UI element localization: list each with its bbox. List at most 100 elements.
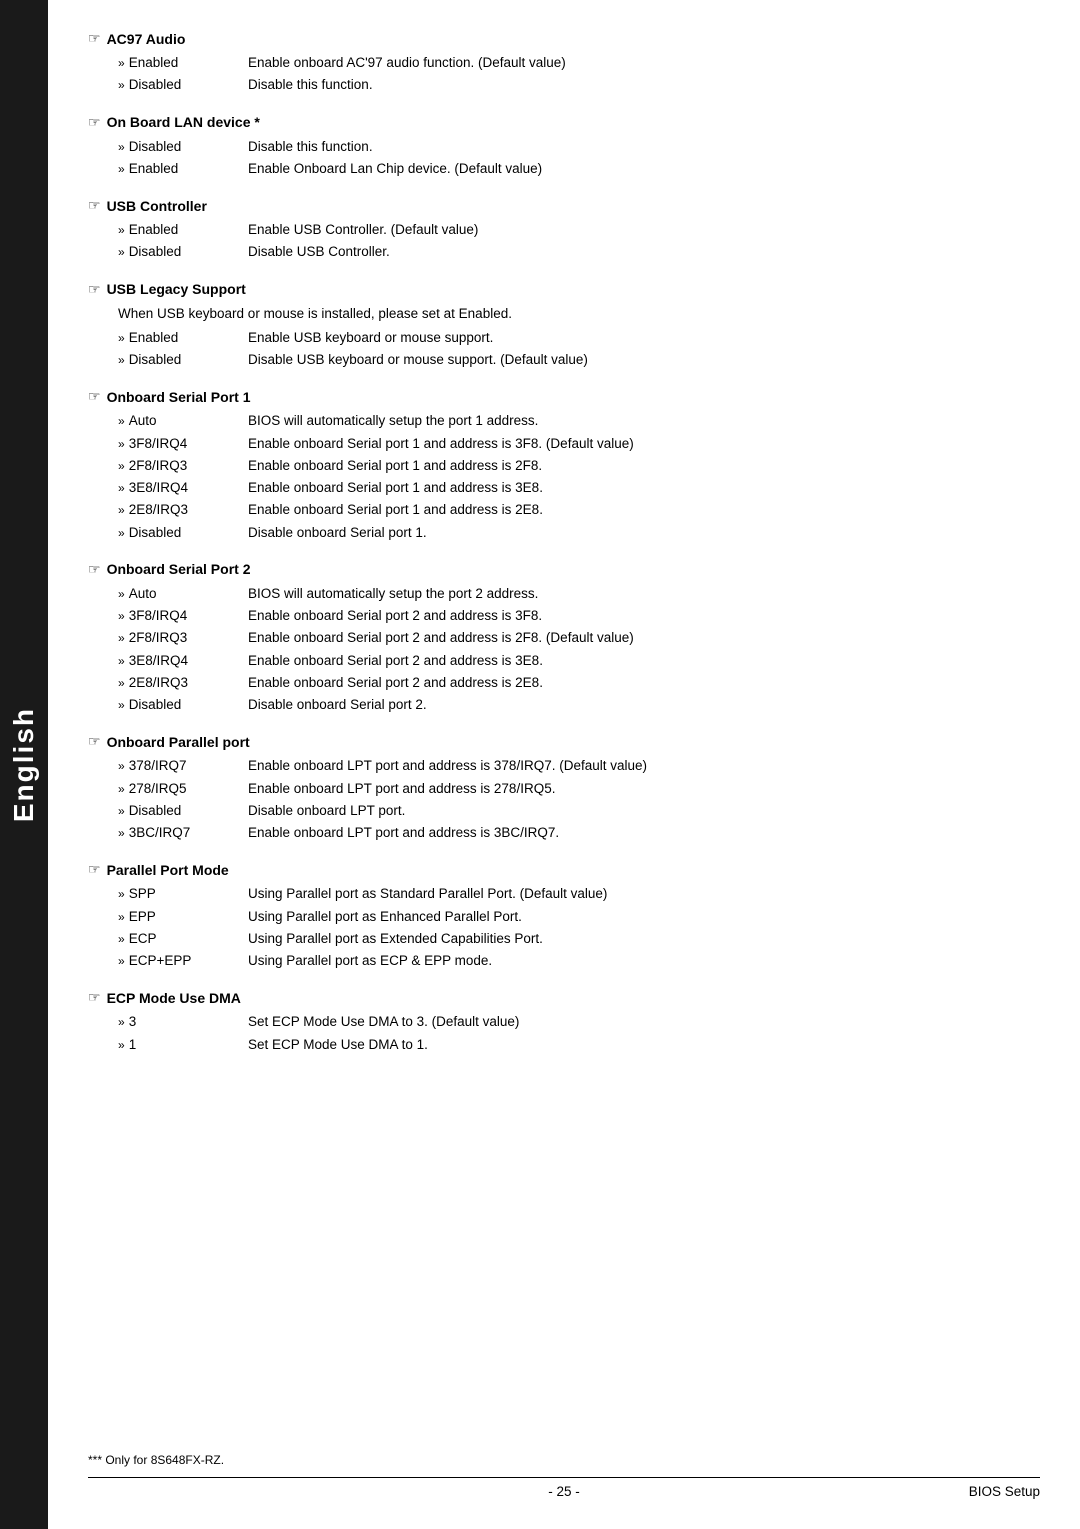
option-key-text: 378/IRQ7 <box>129 756 187 776</box>
option-row: »3E8/IRQ4Enable onboard Serial port 1 an… <box>118 478 1040 498</box>
option-value-text: Enable onboard Serial port 1 and address… <box>248 478 1040 498</box>
option-value-text: Set ECP Mode Use DMA to 3. (Default valu… <box>248 1012 1040 1032</box>
option-key-text: 2E8/IRQ3 <box>129 673 188 693</box>
option-list-ecp-mode-dma: »3Set ECP Mode Use DMA to 3. (Default va… <box>118 1012 1040 1055</box>
option-value-text: Enable USB Controller. (Default value) <box>248 220 1040 240</box>
footer-right-text: BIOS Setup <box>920 1484 1040 1499</box>
option-key: »Disabled <box>118 137 248 157</box>
option-value-text: Disable this function. <box>248 137 1040 157</box>
arrow-icon: » <box>118 501 125 519</box>
option-key: »278/IRQ5 <box>118 779 248 799</box>
option-key: »3E8/IRQ4 <box>118 478 248 498</box>
arrow-icon: » <box>118 652 125 670</box>
arrow-icon: » <box>118 585 125 603</box>
option-row: »378/IRQ7Enable onboard LPT port and add… <box>118 756 1040 776</box>
option-row: »ECP+EPP Using Parallel port as ECP & EPP… <box>118 951 1040 971</box>
option-row: »EnabledEnable onboard AC'97 audio funct… <box>118 53 1040 73</box>
arrow-icon: » <box>118 412 125 430</box>
option-row: »3F8/IRQ4Enable onboard Serial port 2 an… <box>118 606 1040 626</box>
footer-bar: - 25 - BIOS Setup <box>88 1477 1040 1499</box>
arrow-icon: » <box>118 629 125 647</box>
option-value-text: Enable onboard Serial port 1 and address… <box>248 434 1040 454</box>
option-value-text: Using Parallel port as ECP & EPP mode. <box>248 951 1040 971</box>
option-key-text: 1 <box>129 1035 137 1055</box>
option-key-text: Disabled <box>129 242 182 262</box>
option-value-text: Disable onboard Serial port 2. <box>248 695 1040 715</box>
option-key-text: Disabled <box>129 137 182 157</box>
option-list-onboard-serial-port-2: »AutoBIOS will automatically setup the p… <box>118 584 1040 716</box>
option-key: »3F8/IRQ4 <box>118 434 248 454</box>
option-key-text: 3 <box>129 1012 137 1032</box>
section-usb-legacy: USB Legacy Support When USB keyboard or m… <box>88 281 1040 371</box>
option-row: »AutoBIOS will automatically setup the p… <box>118 411 1040 431</box>
sections-container: AC97 Audio»EnabledEnable onboard AC'97 a… <box>88 30 1040 1055</box>
arrow-icon: » <box>118 351 125 369</box>
arrow-icon: » <box>118 802 125 820</box>
option-row: »SPPUsing Parallel port as Standard Para… <box>118 884 1040 904</box>
option-value-text: Using Parallel port as Enhanced Parallel… <box>248 907 1040 927</box>
section-onboard-lan: On Board LAN device *»DisabledDisable th… <box>88 114 1040 180</box>
option-key-text: Enabled <box>129 220 179 240</box>
arrow-icon: » <box>118 221 125 239</box>
option-value-text: BIOS will automatically setup the port 2… <box>248 584 1040 604</box>
option-key: »2F8/IRQ3 <box>118 628 248 648</box>
arrow-icon: » <box>118 780 125 798</box>
option-key-text: 3F8/IRQ4 <box>129 606 188 626</box>
option-value-text: Disable this function. <box>248 75 1040 95</box>
option-row: »DisabledDisable onboard LPT port. <box>118 801 1040 821</box>
section-title-usb-controller: USB Controller <box>88 197 1040 214</box>
option-row: »EPPUsing Parallel port as Enhanced Para… <box>118 907 1040 927</box>
option-key: »Enabled <box>118 53 248 73</box>
option-row: »3Set ECP Mode Use DMA to 3. (Default va… <box>118 1012 1040 1032</box>
option-row: »EnabledEnable Onboard Lan Chip device. … <box>118 159 1040 179</box>
option-key-text: 3E8/IRQ4 <box>129 651 188 671</box>
option-key: »3BC/IRQ7 <box>118 823 248 843</box>
option-key-text: Disabled <box>129 695 182 715</box>
option-row: »ECPUsing Parallel port as Extended Capa… <box>118 929 1040 949</box>
option-row: »AutoBIOS will automatically setup the p… <box>118 584 1040 604</box>
option-list-usb-legacy: »EnabledEnable USB keyboard or mouse sup… <box>118 328 1040 371</box>
arrow-icon: » <box>118 435 125 453</box>
footnote: *** Only for 8S648FX-RZ. <box>88 1453 1040 1467</box>
option-row: »DisabledDisable USB Controller. <box>118 242 1040 262</box>
option-value-text: Set ECP Mode Use DMA to 1. <box>248 1035 1040 1055</box>
arrow-icon: » <box>118 696 125 714</box>
main-content: AC97 Audio»EnabledEnable onboard AC'97 a… <box>48 0 1080 1529</box>
section-onboard-parallel-port: Onboard Parallel port»378/IRQ7Enable onb… <box>88 733 1040 843</box>
option-row: »DisabledDisable onboard Serial port 1. <box>118 523 1040 543</box>
section-note-usb-legacy: When USB keyboard or mouse is installed,… <box>118 304 1040 324</box>
option-key: »Auto <box>118 584 248 604</box>
option-key: »3 <box>118 1012 248 1032</box>
option-key-text: 278/IRQ5 <box>129 779 187 799</box>
option-row: »278/IRQ5Enable onboard LPT port and add… <box>118 779 1040 799</box>
option-key-text: Disabled <box>129 350 182 370</box>
option-value-text: Enable onboard LPT port and address is 3… <box>248 823 1040 843</box>
section-title-onboard-serial-port-1: Onboard Serial Port 1 <box>88 388 1040 405</box>
option-value-text: Enable onboard AC'97 audio function. (De… <box>248 53 1040 73</box>
footer-page-number: - 25 - <box>208 1484 920 1499</box>
section-ecp-mode-dma: ECP Mode Use DMA»3Set ECP Mode Use DMA t… <box>88 989 1040 1055</box>
option-key-text: ECP+EPP <box>129 951 192 971</box>
section-title-onboard-serial-port-2: Onboard Serial Port 2 <box>88 561 1040 578</box>
option-row: »EnabledEnable USB Controller. (Default … <box>118 220 1040 240</box>
arrow-icon: » <box>118 908 125 926</box>
option-key: »2F8/IRQ3 <box>118 456 248 476</box>
option-key-text: Auto <box>129 584 157 604</box>
option-key: »Disabled <box>118 350 248 370</box>
option-value-text: Using Parallel port as Standard Parallel… <box>248 884 1040 904</box>
sidebar-label: English <box>8 707 40 822</box>
option-key: »Enabled <box>118 220 248 240</box>
arrow-icon: » <box>118 1013 125 1031</box>
option-key-text: Disabled <box>129 801 182 821</box>
option-key: »1 <box>118 1035 248 1055</box>
arrow-icon: » <box>118 952 125 970</box>
section-title-usb-legacy: USB Legacy Support <box>88 281 1040 298</box>
option-key-text: 2E8/IRQ3 <box>129 500 188 520</box>
option-key-text: Disabled <box>129 523 182 543</box>
page-container: English AC97 Audio»EnabledEnable onboard… <box>0 0 1080 1529</box>
section-title-onboard-parallel-port: Onboard Parallel port <box>88 733 1040 750</box>
option-key: »Disabled <box>118 242 248 262</box>
option-value-text: Enable onboard Serial port 2 and address… <box>248 628 1040 648</box>
option-key: »378/IRQ7 <box>118 756 248 776</box>
arrow-icon: » <box>118 54 125 72</box>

# What you will do:
Rewrite every line of the data above with "arrow-icon" renamed to "pointer-icon" and nothing else changed, leaving out the pictures.

# Answer to this problem:
UI element localization: list each with its bbox. List at most 100 elements.
option-key-text: 378/IRQ7 <box>129 756 187 776</box>
option-row: »3E8/IRQ4Enable onboard Serial port 1 an… <box>118 478 1040 498</box>
option-value-text: Enable onboard Serial port 1 and address… <box>248 478 1040 498</box>
option-value-text: Set ECP Mode Use DMA to 3. (Default valu… <box>248 1012 1040 1032</box>
option-key-text: 2E8/IRQ3 <box>129 673 188 693</box>
option-list-ecp-mode-dma: »3Set ECP Mode Use DMA to 3. (Default va… <box>118 1012 1040 1055</box>
option-value-text: Enable USB Controller. (Default value) <box>248 220 1040 240</box>
footer-right-text: BIOS Setup <box>920 1484 1040 1499</box>
option-key: »Disabled <box>118 137 248 157</box>
option-value-text: Disable this function. <box>248 137 1040 157</box>
pointer-icon: » <box>118 501 125 519</box>
option-key: »278/IRQ5 <box>118 779 248 799</box>
option-key: »3E8/IRQ4 <box>118 478 248 498</box>
pointer-icon: » <box>118 652 125 670</box>
pointer-icon: » <box>118 585 125 603</box>
option-row: »378/IRQ7Enable onboard LPT port and add… <box>118 756 1040 776</box>
option-row: »ECP+EPP Using Parallel port as ECP & EPP… <box>118 951 1040 971</box>
option-row: »EnabledEnable onboard AC'97 audio funct… <box>118 53 1040 73</box>
pointer-icon: » <box>118 412 125 430</box>
option-row: »3F8/IRQ4Enable onboard Serial port 2 an… <box>118 606 1040 626</box>
footer-bar: - 25 - BIOS Setup <box>88 1477 1040 1499</box>
pointer-icon: » <box>118 629 125 647</box>
option-value-text: Enable onboard Serial port 1 and address… <box>248 434 1040 454</box>
option-value-text: Using Parallel port as ECP & EPP mode. <box>248 951 1040 971</box>
option-key-text: 1 <box>129 1035 137 1055</box>
option-key-text: Disabled <box>129 242 182 262</box>
option-value-text: Disable onboard Serial port 2. <box>248 695 1040 715</box>
option-key-text: Disabled <box>129 137 182 157</box>
option-list-onboard-serial-port-2: »AutoBIOS will automatically setup the p… <box>118 584 1040 716</box>
option-key: »3F8/IRQ4 <box>118 434 248 454</box>
option-key-text: 3 <box>129 1012 137 1032</box>
section-usb-legacy: USB Legacy Support When USB keyboard or m… <box>88 281 1040 371</box>
option-row: »AutoBIOS will automatically setup the p… <box>118 411 1040 431</box>
sections-container: AC97 Audio»EnabledEnable onboard AC'97 a… <box>88 30 1040 1055</box>
pointer-icon: » <box>118 351 125 369</box>
pointer-icon: » <box>118 802 125 820</box>
option-row: »SPPUsing Parallel port as Standard Para… <box>118 884 1040 904</box>
option-value-text: Using Parallel port as Enhanced Parallel… <box>248 907 1040 927</box>
section-onboard-lan: On Board LAN device *»DisabledDisable th… <box>88 114 1040 180</box>
option-key-text: Enabled <box>129 220 179 240</box>
pointer-icon: » <box>118 221 125 239</box>
option-value-text: BIOS will automatically setup the port 2… <box>248 584 1040 604</box>
option-key: »2F8/IRQ3 <box>118 628 248 648</box>
pointer-icon: » <box>118 780 125 798</box>
option-key-text: 3F8/IRQ4 <box>129 606 188 626</box>
option-value-text: Disable this function. <box>248 75 1040 95</box>
option-row: »DisabledDisable onboard LPT port. <box>118 801 1040 821</box>
section-title-usb-controller: USB Controller <box>88 197 1040 214</box>
option-row: »EPPUsing Parallel port as Enhanced Para… <box>118 907 1040 927</box>
option-key: »Enabled <box>118 53 248 73</box>
option-row: »3Set ECP Mode Use DMA to 3. (Default va… <box>118 1012 1040 1032</box>
option-row: »EnabledEnable Onboard Lan Chip device. … <box>118 159 1040 179</box>
option-key-text: 3E8/IRQ4 <box>129 651 188 671</box>
option-key: »3BC/IRQ7 <box>118 823 248 843</box>
option-key-text: Disabled <box>129 695 182 715</box>
option-row: »ECPUsing Parallel port as Extended Capa… <box>118 929 1040 949</box>
option-row: »AutoBIOS will automatically setup the p… <box>118 584 1040 604</box>
option-list-usb-legacy: »EnabledEnable USB keyboard or mouse sup… <box>118 328 1040 371</box>
pointer-icon: » <box>118 435 125 453</box>
footnote: *** Only for 8S648FX-RZ. <box>88 1453 1040 1467</box>
option-row: »DisabledDisable USB Controller. <box>118 242 1040 262</box>
option-value-text: Set ECP Mode Use DMA to 1. <box>248 1035 1040 1055</box>
pointer-icon: » <box>118 696 125 714</box>
main-content: AC97 Audio»EnabledEnable onboard AC'97 a… <box>48 0 1080 1529</box>
section-onboard-parallel-port: Onboard Parallel port»378/IRQ7Enable onb… <box>88 733 1040 843</box>
option-row: »DisabledDisable onboard Serial port 1. <box>118 523 1040 543</box>
section-note-usb-legacy: When USB keyboard or mouse is installed,… <box>118 304 1040 324</box>
option-key: »Auto <box>118 584 248 604</box>
option-key: »3 <box>118 1012 248 1032</box>
option-key-text: 278/IRQ5 <box>129 779 187 799</box>
option-row: »278/IRQ5Enable onboard LPT port and add… <box>118 779 1040 799</box>
option-key-text: Disabled <box>129 350 182 370</box>
option-value-text: Enable onboard LPT port and address is 3… <box>248 823 1040 843</box>
section-title-onboard-serial-port-1: Onboard Serial Port 1 <box>88 388 1040 405</box>
option-value-text: Enable onboard AC'97 audio function. (De… <box>248 53 1040 73</box>
footer-page-number: - 25 - <box>208 1484 920 1499</box>
section-ecp-mode-dma: ECP Mode Use DMA»3Set ECP Mode Use DMA t… <box>88 989 1040 1055</box>
option-key-text: ECP+EPP <box>129 951 192 971</box>
section-title-onboard-serial-port-2: Onboard Serial Port 2 <box>88 561 1040 578</box>
option-row: »EnabledEnable USB Controller. (Default … <box>118 220 1040 240</box>
pointer-icon: » <box>118 908 125 926</box>
option-key: »2F8/IRQ3 <box>118 456 248 476</box>
option-key-text: Auto <box>129 584 157 604</box>
option-key: »Disabled <box>118 350 248 370</box>
option-value-text: Using Parallel port as Standard Parallel… <box>248 884 1040 904</box>
sidebar-label: English <box>8 707 40 822</box>
option-key: »Enabled <box>118 220 248 240</box>
pointer-icon: » <box>118 1013 125 1031</box>
option-key-text: Disabled <box>129 801 182 821</box>
option-key: »1 <box>118 1035 248 1055</box>
pointer-icon: » <box>118 952 125 970</box>
section-title-usb-legacy: USB Legacy Support <box>88 281 1040 298</box>
option-key-text: 2E8/IRQ3 <box>129 500 188 520</box>
option-key-text: Disabled <box>129 523 182 543</box>
page-container: English AC97 Audio»EnabledEnable onboard… <box>0 0 1080 1529</box>
section-title-onboard-parallel-port: Onboard Parallel port <box>88 733 1040 750</box>
option-key: »Disabled <box>118 242 248 262</box>
option-value-text: Enable onboard Serial port 2 and address… <box>248 628 1040 648</box>
option-key: »378/IRQ7 <box>118 756 248 776</box>
pointer-icon: » <box>118 54 125 72</box>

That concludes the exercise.